--- Record excerpts ---

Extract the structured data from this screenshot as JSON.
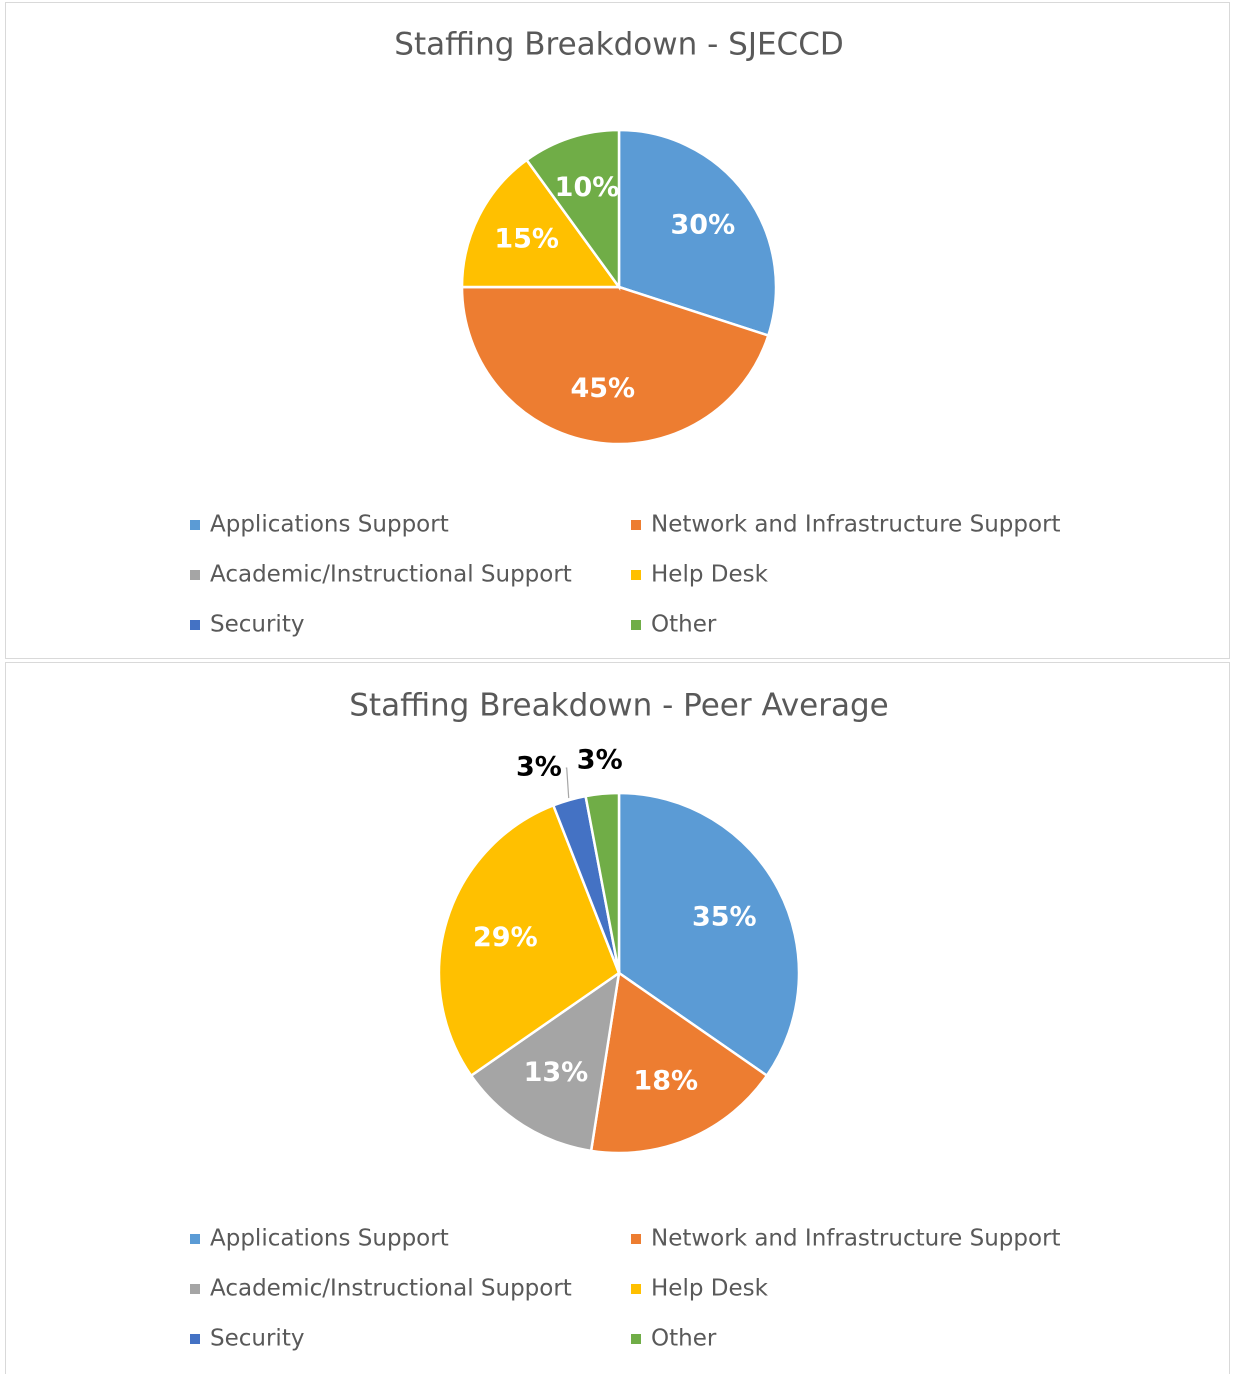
{
  "chart_data": [
    {
      "type": "pie",
      "title": "Staffing Breakdown - SJECCD",
      "categories": [
        "Applications Support",
        "Network and Infrastructure Support",
        "Academic/Instructional Support",
        "Help Desk",
        "Security",
        "Other"
      ],
      "values": [
        30,
        45,
        0,
        15,
        0,
        10
      ],
      "value_labels": [
        "30%",
        "45%",
        null,
        "15%",
        null,
        "10%"
      ],
      "colors": [
        "#5b9bd5",
        "#ed7d31",
        "#a5a5a5",
        "#ffc000",
        "#4472c4",
        "#70ad47"
      ]
    },
    {
      "type": "pie",
      "title": "Staffing Breakdown - Peer Average",
      "categories": [
        "Applications Support",
        "Network and Infrastructure Support",
        "Academic/Instructional Support",
        "Help Desk",
        "Security",
        "Other"
      ],
      "values": [
        35,
        18,
        13,
        29,
        3,
        3
      ],
      "value_labels": [
        "35%",
        "18%",
        "13%",
        "29%",
        "3%",
        "3%"
      ],
      "colors": [
        "#5b9bd5",
        "#ed7d31",
        "#a5a5a5",
        "#ffc000",
        "#4472c4",
        "#70ad47"
      ]
    }
  ]
}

---

Required task | Reproduce all of the entries word for word, skipping any pictures they hold.

Output below |
Extract the structured data from this screenshot as JSON.
{
  "chart_data": [
    {
      "type": "pie",
      "title": "Staffing Breakdown - SJECCD",
      "categories": [
        "Applications Support",
        "Network and Infrastructure Support",
        "Academic/Instructional Support",
        "Help Desk",
        "Security",
        "Other"
      ],
      "values": [
        30,
        45,
        0,
        15,
        0,
        10
      ],
      "value_labels": [
        "30%",
        "45%",
        null,
        "15%",
        null,
        "10%"
      ],
      "colors": [
        "#5b9bd5",
        "#ed7d31",
        "#a5a5a5",
        "#ffc000",
        "#4472c4",
        "#70ad47"
      ]
    },
    {
      "type": "pie",
      "title": "Staffing Breakdown - Peer Average",
      "categories": [
        "Applications Support",
        "Network and Infrastructure Support",
        "Academic/Instructional Support",
        "Help Desk",
        "Security",
        "Other"
      ],
      "values": [
        35,
        18,
        13,
        29,
        3,
        3
      ],
      "value_labels": [
        "35%",
        "18%",
        "13%",
        "29%",
        "3%",
        "3%"
      ],
      "colors": [
        "#5b9bd5",
        "#ed7d31",
        "#a5a5a5",
        "#ffc000",
        "#4472c4",
        "#70ad47"
      ]
    }
  ]
}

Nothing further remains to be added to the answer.